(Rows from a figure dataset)
•••

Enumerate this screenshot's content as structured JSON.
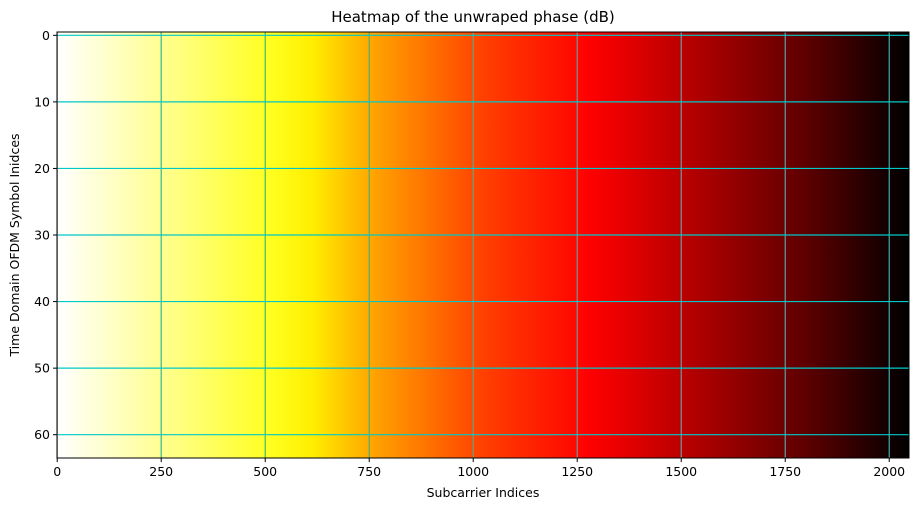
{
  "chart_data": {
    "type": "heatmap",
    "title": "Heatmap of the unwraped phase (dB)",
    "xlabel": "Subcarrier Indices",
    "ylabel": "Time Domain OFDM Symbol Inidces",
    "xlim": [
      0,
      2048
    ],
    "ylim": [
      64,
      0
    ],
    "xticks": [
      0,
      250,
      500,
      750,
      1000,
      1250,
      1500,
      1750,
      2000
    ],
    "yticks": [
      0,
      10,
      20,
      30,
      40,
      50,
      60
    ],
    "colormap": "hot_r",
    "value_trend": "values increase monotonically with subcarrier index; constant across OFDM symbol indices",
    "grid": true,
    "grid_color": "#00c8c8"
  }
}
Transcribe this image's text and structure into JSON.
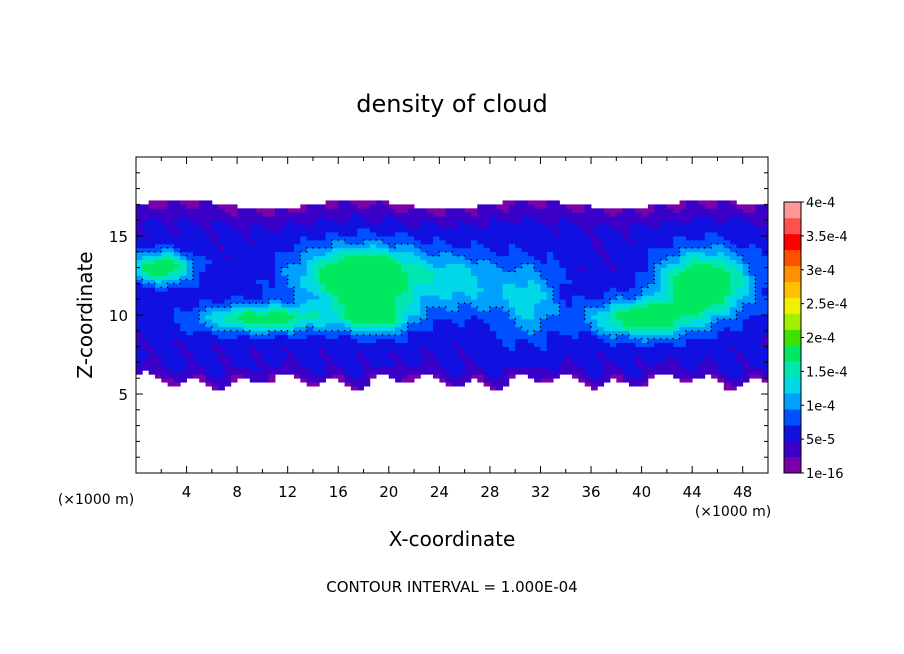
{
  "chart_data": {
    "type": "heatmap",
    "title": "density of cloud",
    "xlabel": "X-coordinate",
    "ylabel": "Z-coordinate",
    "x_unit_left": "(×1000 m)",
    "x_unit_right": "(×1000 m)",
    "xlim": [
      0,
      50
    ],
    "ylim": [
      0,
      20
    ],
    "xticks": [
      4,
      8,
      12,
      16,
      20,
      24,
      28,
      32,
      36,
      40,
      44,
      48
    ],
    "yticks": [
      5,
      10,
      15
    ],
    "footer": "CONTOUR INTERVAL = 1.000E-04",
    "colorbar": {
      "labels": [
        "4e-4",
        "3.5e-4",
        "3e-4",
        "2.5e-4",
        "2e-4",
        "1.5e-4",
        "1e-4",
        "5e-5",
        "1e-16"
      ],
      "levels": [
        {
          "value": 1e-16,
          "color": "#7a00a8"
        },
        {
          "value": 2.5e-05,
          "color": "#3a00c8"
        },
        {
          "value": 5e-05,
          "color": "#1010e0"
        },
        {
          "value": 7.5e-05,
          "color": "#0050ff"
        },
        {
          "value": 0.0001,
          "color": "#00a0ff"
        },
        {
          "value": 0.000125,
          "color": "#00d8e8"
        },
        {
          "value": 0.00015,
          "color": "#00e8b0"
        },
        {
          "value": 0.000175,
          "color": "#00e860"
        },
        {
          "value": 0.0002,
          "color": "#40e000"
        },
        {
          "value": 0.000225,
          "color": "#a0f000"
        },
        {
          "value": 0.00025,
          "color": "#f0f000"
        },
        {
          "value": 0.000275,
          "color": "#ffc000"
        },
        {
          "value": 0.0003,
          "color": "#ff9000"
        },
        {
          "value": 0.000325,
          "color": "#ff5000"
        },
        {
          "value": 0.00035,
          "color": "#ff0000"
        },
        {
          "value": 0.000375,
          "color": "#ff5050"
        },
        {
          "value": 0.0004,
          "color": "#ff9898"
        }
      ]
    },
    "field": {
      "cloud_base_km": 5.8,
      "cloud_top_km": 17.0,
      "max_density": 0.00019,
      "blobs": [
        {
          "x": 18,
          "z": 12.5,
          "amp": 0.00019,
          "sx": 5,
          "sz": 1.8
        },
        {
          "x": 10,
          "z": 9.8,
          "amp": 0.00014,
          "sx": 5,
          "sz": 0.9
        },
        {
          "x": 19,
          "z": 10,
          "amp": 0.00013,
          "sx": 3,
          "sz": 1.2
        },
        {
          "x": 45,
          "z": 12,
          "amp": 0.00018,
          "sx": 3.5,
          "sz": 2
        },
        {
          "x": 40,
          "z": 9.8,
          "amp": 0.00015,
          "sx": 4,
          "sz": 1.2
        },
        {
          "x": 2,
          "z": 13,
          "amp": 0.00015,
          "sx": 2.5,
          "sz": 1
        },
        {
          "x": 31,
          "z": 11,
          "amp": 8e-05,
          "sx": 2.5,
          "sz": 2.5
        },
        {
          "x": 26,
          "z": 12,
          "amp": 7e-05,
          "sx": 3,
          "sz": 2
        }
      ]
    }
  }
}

•••

Leave the pictures out, and print every line of the listing exactly as written.

Enumerate this screenshot's content as structured JSON.
{
  "chart_data": {
    "type": "heatmap",
    "title": "Heatmap of the unwraped phase (dB)",
    "xlabel": "Subcarrier Indices",
    "ylabel": "Time Domain OFDM Symbol Inidces",
    "xlim": [
      0,
      2048
    ],
    "ylim": [
      64,
      0
    ],
    "xticks": [
      0,
      250,
      500,
      750,
      1000,
      1250,
      1500,
      1750,
      2000
    ],
    "yticks": [
      0,
      10,
      20,
      30,
      40,
      50,
      60
    ],
    "colormap": "hot_r",
    "value_trend": "values increase monotonically with subcarrier index; constant across OFDM symbol indices",
    "grid": true,
    "grid_color": "#00c8c8"
  }
}
Transcribe this image's text and structure into JSON.
{
  "chart_data": {
    "type": "heatmap",
    "title": "density of cloud",
    "xlabel": "X-coordinate",
    "ylabel": "Z-coordinate",
    "x_unit_left": "(×1000 m)",
    "x_unit_right": "(×1000 m)",
    "xlim": [
      0,
      50
    ],
    "ylim": [
      0,
      20
    ],
    "xticks": [
      4,
      8,
      12,
      16,
      20,
      24,
      28,
      32,
      36,
      40,
      44,
      48
    ],
    "yticks": [
      5,
      10,
      15
    ],
    "footer": "CONTOUR INTERVAL = 1.000E-04",
    "colorbar": {
      "labels": [
        "4e-4",
        "3.5e-4",
        "3e-4",
        "2.5e-4",
        "2e-4",
        "1.5e-4",
        "1e-4",
        "5e-5",
        "1e-16"
      ],
      "levels": [
        {
          "value": 1e-16,
          "color": "#7a00a8"
        },
        {
          "value": 2.5e-05,
          "color": "#3a00c8"
        },
        {
          "value": 5e-05,
          "color": "#1010e0"
        },
        {
          "value": 7.5e-05,
          "color": "#0050ff"
        },
        {
          "value": 0.0001,
          "color": "#00a0ff"
        },
        {
          "value": 0.000125,
          "color": "#00d8e8"
        },
        {
          "value": 0.00015,
          "color": "#00e8b0"
        },
        {
          "value": 0.000175,
          "color": "#00e860"
        },
        {
          "value": 0.0002,
          "color": "#40e000"
        },
        {
          "value": 0.000225,
          "color": "#a0f000"
        },
        {
          "value": 0.00025,
          "color": "#f0f000"
        },
        {
          "value": 0.000275,
          "color": "#ffc000"
        },
        {
          "value": 0.0003,
          "color": "#ff9000"
        },
        {
          "value": 0.000325,
          "color": "#ff5000"
        },
        {
          "value": 0.00035,
          "color": "#ff0000"
        },
        {
          "value": 0.000375,
          "color": "#ff5050"
        },
        {
          "value": 0.0004,
          "color": "#ff9898"
        }
      ]
    },
    "field": {
      "cloud_base_km": 5.8,
      "cloud_top_km": 17.0,
      "max_density": 0.00019,
      "blobs": [
        {
          "x": 18,
          "z": 12.5,
          "amp": 0.00019,
          "sx": 5,
          "sz": 1.8
        },
        {
          "x": 10,
          "z": 9.8,
          "amp": 0.00014,
          "sx": 5,
          "sz": 0.9
        },
        {
          "x": 19,
          "z": 10,
          "amp": 0.00013,
          "sx": 3,
          "sz": 1.2
        },
        {
          "x": 45,
          "z": 12,
          "amp": 0.00018,
          "sx": 3.5,
          "sz": 2
        },
        {
          "x": 40,
          "z": 9.8,
          "amp": 0.00015,
          "sx": 4,
          "sz": 1.2
        },
        {
          "x": 2,
          "z": 13,
          "amp": 0.00015,
          "sx": 2.5,
          "sz": 1
        },
        {
          "x": 31,
          "z": 11,
          "amp": 8e-05,
          "sx": 2.5,
          "sz": 2.5
        },
        {
          "x": 26,
          "z": 12,
          "amp": 7e-05,
          "sx": 3,
          "sz": 2
        }
      ]
    }
  }
}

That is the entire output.